--- Task objective ---
Search the material below for the word "地形平坦" and copy every line in which it occurs.
** begin **
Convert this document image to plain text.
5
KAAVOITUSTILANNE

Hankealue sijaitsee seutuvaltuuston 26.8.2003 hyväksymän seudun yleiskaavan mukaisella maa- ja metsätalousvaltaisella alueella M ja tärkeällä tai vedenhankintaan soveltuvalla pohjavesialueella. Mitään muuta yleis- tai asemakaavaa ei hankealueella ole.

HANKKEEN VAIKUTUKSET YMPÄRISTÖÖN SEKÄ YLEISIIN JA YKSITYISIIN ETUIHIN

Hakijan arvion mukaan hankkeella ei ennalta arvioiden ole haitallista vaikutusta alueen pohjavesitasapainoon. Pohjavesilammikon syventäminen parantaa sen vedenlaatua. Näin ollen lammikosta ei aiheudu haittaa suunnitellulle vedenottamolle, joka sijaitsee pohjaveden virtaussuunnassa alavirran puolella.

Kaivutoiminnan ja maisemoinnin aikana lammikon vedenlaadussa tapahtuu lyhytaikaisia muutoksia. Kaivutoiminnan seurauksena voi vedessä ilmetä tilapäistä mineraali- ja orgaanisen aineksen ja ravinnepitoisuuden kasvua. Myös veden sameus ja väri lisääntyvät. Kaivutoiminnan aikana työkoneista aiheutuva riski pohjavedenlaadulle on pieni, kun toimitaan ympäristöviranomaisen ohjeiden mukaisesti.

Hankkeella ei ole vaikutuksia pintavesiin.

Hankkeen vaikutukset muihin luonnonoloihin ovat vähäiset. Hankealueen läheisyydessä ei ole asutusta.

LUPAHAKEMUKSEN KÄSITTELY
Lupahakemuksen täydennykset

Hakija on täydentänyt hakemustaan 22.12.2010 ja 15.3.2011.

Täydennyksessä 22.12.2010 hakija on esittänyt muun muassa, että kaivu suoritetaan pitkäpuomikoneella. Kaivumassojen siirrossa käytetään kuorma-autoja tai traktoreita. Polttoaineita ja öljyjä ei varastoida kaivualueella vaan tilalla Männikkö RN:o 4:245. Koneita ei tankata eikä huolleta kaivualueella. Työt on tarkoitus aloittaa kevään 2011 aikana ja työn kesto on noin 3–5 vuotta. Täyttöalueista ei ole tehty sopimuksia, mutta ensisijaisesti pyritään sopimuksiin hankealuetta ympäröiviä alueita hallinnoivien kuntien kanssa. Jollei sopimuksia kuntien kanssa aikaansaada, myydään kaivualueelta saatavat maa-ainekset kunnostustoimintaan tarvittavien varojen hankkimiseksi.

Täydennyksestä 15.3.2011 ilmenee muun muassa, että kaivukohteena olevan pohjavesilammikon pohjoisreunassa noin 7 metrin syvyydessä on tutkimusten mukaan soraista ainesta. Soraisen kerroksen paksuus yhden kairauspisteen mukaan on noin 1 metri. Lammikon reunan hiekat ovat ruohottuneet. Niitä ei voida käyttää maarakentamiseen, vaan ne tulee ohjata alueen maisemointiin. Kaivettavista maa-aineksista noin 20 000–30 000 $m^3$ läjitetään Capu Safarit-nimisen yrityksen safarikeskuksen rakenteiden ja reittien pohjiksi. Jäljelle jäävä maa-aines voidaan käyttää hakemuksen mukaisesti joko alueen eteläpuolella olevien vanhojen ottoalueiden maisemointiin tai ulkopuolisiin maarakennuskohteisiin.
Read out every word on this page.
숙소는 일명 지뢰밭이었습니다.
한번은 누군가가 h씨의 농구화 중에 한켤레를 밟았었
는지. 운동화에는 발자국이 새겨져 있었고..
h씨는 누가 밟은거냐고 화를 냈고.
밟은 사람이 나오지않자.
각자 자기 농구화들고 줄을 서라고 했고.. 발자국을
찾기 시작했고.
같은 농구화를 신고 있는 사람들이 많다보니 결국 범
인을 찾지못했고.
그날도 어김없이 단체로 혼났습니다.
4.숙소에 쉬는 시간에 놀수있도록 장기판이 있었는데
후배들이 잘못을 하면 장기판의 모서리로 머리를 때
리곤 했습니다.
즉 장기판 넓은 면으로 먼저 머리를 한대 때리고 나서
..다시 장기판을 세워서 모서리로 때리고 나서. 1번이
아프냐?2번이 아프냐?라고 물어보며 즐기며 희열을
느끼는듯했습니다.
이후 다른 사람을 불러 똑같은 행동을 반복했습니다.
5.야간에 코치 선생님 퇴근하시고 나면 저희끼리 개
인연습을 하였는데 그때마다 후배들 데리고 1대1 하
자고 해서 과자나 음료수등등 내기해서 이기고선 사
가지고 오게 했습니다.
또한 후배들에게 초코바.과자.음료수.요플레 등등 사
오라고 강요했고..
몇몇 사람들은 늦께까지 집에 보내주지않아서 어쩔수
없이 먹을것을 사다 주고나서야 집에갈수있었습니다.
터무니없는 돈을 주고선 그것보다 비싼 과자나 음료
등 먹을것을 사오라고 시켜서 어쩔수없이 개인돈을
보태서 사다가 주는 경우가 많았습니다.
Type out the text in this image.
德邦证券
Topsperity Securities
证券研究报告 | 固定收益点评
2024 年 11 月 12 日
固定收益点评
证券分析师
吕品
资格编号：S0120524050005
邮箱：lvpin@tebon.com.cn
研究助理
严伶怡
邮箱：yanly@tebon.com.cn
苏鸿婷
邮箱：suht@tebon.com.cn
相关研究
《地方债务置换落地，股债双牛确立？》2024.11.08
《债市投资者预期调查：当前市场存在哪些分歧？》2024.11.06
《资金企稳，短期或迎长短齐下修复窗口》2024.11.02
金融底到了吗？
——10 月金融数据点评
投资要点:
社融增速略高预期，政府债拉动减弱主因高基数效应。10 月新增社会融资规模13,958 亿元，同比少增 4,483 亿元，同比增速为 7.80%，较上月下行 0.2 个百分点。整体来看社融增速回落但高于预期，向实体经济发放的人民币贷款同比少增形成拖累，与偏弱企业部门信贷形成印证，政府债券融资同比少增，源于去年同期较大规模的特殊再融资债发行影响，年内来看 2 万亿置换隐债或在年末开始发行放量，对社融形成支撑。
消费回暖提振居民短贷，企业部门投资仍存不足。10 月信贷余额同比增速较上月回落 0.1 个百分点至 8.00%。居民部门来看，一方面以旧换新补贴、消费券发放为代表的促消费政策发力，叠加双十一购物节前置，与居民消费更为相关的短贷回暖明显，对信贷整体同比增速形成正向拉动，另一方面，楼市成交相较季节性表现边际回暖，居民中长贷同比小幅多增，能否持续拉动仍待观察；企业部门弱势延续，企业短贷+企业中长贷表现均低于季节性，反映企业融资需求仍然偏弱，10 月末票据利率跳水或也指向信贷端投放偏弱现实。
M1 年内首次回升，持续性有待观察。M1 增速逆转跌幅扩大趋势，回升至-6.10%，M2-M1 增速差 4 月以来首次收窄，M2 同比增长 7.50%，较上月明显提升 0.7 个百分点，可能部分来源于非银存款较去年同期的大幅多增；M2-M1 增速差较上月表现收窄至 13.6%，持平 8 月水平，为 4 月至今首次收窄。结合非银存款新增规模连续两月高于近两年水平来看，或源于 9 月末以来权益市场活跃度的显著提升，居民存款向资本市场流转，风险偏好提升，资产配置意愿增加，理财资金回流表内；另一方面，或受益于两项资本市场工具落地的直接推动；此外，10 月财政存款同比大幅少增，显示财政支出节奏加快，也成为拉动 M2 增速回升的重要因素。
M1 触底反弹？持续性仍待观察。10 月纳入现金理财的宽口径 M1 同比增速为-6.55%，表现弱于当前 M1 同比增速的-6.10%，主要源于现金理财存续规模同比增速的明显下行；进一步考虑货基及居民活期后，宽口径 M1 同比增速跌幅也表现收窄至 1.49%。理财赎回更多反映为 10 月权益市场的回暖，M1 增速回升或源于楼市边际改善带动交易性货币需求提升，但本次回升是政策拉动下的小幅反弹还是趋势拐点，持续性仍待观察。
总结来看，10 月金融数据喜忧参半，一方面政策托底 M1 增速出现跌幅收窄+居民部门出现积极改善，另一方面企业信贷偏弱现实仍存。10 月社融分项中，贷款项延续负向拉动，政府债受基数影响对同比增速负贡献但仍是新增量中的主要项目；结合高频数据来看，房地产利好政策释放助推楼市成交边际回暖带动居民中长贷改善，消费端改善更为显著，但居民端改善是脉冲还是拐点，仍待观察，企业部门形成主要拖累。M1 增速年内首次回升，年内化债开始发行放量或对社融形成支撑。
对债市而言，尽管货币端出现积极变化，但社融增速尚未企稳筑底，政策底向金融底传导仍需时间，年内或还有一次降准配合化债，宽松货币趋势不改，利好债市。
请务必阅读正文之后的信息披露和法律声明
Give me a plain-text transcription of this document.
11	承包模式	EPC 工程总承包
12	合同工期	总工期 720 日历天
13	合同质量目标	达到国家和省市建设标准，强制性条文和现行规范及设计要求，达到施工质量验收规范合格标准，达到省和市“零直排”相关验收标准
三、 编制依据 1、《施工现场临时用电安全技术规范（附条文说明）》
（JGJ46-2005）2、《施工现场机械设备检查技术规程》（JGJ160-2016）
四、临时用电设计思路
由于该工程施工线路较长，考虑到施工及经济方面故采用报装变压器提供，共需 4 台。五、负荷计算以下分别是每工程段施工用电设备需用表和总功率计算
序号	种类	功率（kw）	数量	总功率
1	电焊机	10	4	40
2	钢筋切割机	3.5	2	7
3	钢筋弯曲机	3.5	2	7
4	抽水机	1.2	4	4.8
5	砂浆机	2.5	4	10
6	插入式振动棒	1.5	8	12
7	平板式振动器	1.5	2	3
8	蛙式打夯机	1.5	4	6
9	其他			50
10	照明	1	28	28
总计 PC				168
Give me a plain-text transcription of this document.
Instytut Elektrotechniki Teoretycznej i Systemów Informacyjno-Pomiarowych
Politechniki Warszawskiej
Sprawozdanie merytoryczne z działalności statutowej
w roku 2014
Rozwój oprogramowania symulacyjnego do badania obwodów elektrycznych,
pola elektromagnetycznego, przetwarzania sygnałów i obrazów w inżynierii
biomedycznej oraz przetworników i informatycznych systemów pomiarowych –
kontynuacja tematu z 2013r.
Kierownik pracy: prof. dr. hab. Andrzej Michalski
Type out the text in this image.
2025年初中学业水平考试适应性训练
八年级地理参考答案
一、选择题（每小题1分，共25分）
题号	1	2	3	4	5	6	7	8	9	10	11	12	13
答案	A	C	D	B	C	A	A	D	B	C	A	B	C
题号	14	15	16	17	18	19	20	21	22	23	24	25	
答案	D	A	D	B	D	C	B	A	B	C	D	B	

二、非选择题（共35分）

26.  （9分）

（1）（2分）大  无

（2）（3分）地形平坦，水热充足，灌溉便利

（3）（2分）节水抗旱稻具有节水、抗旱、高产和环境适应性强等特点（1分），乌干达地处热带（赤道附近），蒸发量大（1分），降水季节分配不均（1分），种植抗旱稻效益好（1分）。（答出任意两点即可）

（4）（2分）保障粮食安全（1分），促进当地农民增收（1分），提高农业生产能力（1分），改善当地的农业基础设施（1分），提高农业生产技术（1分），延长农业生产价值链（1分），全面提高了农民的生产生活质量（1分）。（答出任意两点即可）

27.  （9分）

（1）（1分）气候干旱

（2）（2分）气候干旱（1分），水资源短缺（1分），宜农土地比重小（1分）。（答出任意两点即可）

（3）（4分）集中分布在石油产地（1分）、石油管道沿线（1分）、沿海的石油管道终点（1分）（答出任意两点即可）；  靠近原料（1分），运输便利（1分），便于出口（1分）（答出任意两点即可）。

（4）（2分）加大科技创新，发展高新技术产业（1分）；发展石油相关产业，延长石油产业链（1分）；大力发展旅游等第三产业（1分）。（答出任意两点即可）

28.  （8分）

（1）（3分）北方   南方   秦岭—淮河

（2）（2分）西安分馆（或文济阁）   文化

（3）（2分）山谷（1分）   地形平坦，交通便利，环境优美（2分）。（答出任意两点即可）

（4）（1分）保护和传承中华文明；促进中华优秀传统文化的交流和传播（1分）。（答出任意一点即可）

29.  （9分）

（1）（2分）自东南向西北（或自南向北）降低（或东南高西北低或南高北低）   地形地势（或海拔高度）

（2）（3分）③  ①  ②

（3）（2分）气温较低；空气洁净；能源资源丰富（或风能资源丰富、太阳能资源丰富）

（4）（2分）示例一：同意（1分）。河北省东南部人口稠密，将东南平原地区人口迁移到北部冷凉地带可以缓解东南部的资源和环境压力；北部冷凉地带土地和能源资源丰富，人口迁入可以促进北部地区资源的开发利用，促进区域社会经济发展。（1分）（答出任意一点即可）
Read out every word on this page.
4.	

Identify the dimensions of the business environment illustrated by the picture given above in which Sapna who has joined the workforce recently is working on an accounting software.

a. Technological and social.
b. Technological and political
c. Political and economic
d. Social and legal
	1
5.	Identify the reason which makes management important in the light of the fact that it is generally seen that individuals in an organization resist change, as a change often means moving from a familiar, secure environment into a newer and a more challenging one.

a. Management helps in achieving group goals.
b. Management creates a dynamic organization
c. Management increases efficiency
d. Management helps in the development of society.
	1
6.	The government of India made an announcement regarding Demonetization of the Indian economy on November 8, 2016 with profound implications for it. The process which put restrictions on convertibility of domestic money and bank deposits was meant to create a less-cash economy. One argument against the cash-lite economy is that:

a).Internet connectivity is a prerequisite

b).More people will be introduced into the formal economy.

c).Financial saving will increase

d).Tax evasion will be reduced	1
** end **
--- Written response ---
（2）（3分）地形平坦，水热充足，灌溉便利
（3）（2分）山谷（1分）   地形平坦，交通便利，环境优美（2分）。（答出任意两点即可）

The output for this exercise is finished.